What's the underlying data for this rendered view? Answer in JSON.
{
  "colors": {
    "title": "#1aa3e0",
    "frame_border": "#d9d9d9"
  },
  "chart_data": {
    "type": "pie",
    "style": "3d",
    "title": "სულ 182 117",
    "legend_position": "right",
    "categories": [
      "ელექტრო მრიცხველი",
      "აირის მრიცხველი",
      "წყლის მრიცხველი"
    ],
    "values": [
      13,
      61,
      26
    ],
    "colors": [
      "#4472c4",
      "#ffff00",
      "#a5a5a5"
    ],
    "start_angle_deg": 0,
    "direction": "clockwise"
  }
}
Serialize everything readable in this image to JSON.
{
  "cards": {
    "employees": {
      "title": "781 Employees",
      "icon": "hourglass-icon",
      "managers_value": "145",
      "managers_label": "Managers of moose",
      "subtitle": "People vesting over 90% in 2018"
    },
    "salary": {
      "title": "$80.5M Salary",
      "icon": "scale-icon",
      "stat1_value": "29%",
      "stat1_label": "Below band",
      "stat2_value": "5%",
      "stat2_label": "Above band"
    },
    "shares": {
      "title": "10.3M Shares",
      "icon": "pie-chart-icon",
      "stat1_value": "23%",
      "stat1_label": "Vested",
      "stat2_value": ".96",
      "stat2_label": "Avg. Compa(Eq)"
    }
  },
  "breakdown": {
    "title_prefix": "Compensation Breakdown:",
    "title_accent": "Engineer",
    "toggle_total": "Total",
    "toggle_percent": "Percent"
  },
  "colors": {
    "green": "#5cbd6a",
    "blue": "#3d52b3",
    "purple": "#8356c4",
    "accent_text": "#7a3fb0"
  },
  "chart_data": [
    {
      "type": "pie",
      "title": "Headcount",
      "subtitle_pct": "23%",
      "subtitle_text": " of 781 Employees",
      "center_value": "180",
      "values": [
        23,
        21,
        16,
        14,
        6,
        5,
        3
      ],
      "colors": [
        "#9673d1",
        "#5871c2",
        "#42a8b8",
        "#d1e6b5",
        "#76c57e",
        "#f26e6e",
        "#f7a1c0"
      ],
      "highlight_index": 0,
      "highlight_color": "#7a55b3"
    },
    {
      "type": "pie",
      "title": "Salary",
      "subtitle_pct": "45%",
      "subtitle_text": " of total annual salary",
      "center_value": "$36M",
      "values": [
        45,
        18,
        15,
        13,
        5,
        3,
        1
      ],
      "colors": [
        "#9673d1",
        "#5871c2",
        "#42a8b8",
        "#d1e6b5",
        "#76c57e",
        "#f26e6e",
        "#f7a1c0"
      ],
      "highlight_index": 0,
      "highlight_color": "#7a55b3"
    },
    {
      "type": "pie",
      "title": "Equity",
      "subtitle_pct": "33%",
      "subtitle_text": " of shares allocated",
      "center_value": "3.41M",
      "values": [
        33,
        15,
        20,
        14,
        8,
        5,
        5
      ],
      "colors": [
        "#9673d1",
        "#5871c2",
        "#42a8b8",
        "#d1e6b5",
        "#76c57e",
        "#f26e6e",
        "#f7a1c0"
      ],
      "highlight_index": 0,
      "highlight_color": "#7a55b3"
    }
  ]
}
-.-.-
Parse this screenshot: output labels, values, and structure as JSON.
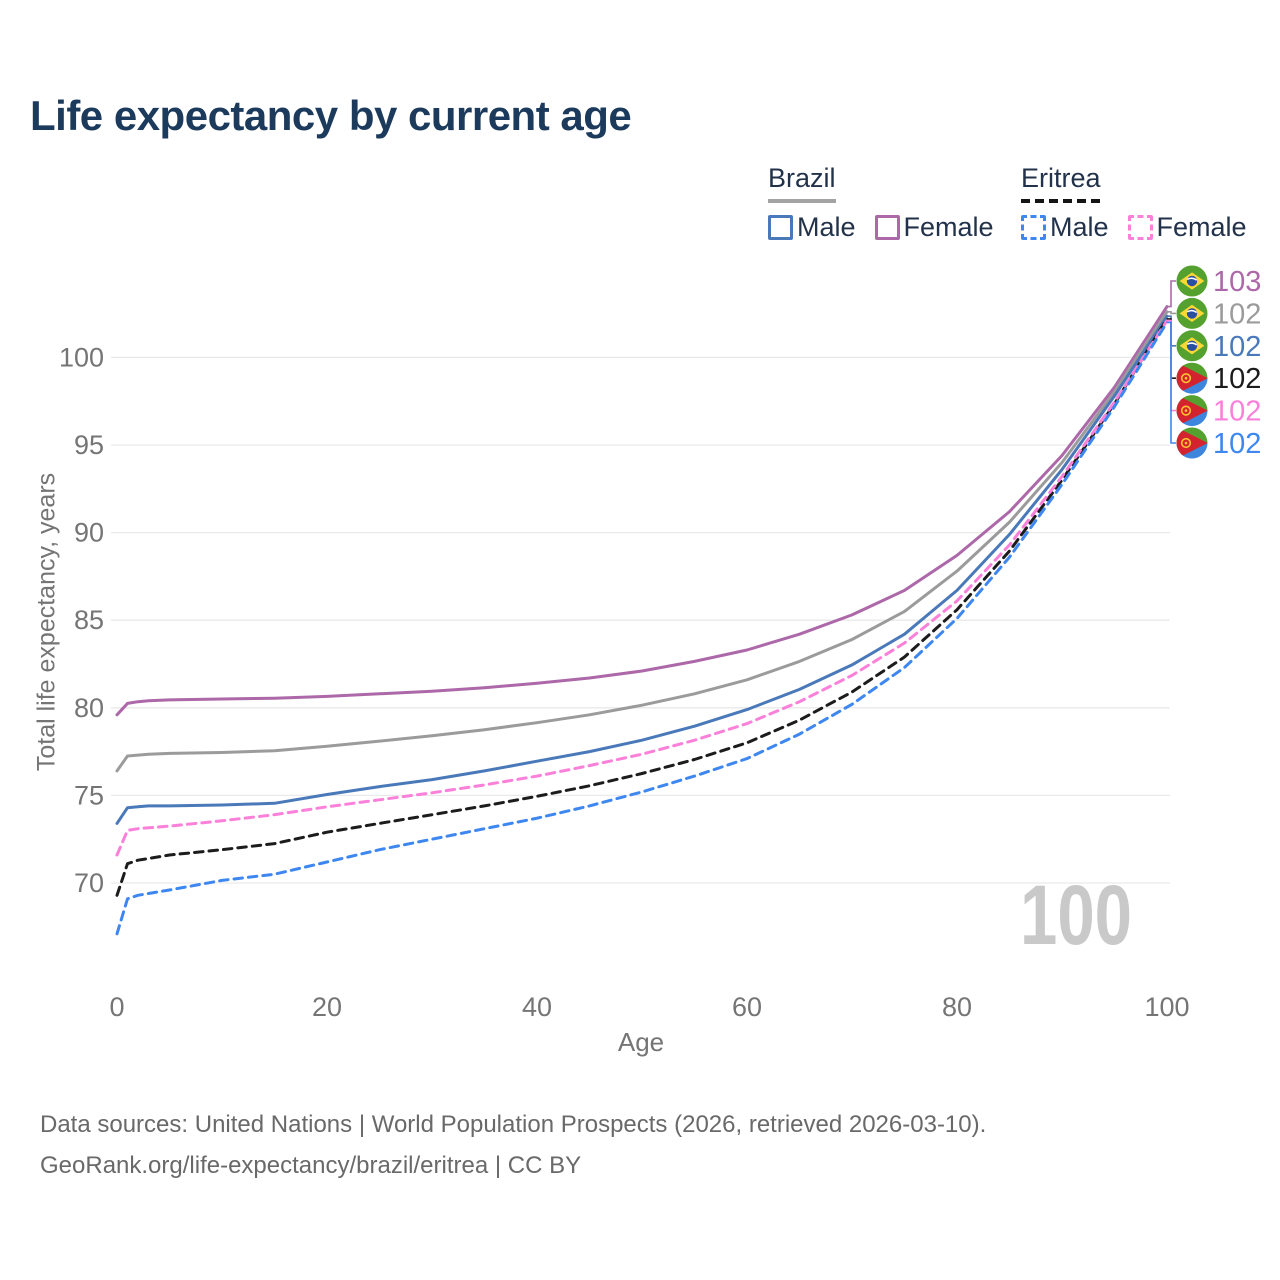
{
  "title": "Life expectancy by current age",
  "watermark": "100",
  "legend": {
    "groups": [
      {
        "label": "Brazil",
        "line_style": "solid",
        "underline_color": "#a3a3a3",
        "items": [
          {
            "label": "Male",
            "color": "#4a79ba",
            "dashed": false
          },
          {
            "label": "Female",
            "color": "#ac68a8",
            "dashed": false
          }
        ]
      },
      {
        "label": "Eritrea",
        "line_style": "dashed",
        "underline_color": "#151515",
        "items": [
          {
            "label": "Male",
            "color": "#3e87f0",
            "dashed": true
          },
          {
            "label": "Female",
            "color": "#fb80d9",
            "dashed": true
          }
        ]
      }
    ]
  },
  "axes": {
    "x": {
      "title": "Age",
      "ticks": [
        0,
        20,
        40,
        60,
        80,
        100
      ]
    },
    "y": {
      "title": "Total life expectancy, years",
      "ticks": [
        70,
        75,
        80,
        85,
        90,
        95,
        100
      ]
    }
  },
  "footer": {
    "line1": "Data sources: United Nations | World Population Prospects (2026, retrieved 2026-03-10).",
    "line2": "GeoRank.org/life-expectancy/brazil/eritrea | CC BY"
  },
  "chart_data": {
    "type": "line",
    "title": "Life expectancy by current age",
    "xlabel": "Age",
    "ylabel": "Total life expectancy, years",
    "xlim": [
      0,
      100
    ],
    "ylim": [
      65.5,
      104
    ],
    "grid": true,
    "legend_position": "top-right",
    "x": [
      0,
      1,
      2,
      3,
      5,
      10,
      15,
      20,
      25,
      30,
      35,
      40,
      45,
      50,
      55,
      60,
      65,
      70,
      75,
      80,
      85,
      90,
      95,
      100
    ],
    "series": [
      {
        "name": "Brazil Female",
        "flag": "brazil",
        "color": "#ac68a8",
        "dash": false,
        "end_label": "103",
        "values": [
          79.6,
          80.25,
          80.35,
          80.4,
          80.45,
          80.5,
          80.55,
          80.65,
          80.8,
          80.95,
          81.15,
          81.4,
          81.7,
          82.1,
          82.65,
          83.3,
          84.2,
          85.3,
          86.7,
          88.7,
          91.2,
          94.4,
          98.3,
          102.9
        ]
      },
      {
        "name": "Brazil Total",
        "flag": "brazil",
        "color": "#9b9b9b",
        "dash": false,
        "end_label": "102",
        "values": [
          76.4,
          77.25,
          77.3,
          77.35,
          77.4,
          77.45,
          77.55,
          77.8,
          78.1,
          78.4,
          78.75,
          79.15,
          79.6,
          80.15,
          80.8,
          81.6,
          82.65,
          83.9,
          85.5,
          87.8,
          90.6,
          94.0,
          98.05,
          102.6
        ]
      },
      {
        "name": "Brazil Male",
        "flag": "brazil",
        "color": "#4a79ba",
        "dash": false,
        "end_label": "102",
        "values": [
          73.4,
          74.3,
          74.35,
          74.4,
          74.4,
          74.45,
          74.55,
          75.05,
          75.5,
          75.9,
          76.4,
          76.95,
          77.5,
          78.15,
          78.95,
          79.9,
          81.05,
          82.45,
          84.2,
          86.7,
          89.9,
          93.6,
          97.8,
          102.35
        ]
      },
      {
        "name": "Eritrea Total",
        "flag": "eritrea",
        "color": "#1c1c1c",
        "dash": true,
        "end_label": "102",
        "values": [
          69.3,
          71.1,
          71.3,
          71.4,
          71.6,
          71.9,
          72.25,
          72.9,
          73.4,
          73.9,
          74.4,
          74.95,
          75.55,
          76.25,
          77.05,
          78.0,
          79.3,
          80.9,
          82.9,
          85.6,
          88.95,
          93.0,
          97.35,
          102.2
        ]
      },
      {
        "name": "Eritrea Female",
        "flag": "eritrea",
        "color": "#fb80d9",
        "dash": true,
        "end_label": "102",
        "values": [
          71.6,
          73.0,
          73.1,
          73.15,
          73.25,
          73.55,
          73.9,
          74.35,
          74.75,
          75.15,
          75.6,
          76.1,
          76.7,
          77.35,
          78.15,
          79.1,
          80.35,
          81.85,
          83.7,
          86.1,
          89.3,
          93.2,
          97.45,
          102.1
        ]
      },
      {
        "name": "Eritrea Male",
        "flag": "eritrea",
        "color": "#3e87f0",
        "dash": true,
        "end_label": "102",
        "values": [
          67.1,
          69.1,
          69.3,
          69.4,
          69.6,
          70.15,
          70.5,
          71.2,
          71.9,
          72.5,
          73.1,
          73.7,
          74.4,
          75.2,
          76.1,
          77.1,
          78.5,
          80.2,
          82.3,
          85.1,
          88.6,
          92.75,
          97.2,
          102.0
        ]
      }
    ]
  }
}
-.-.-
▶ Exercise instructions: Find every line holding the word "band"; give their count and nothing else.

▶ The response: 2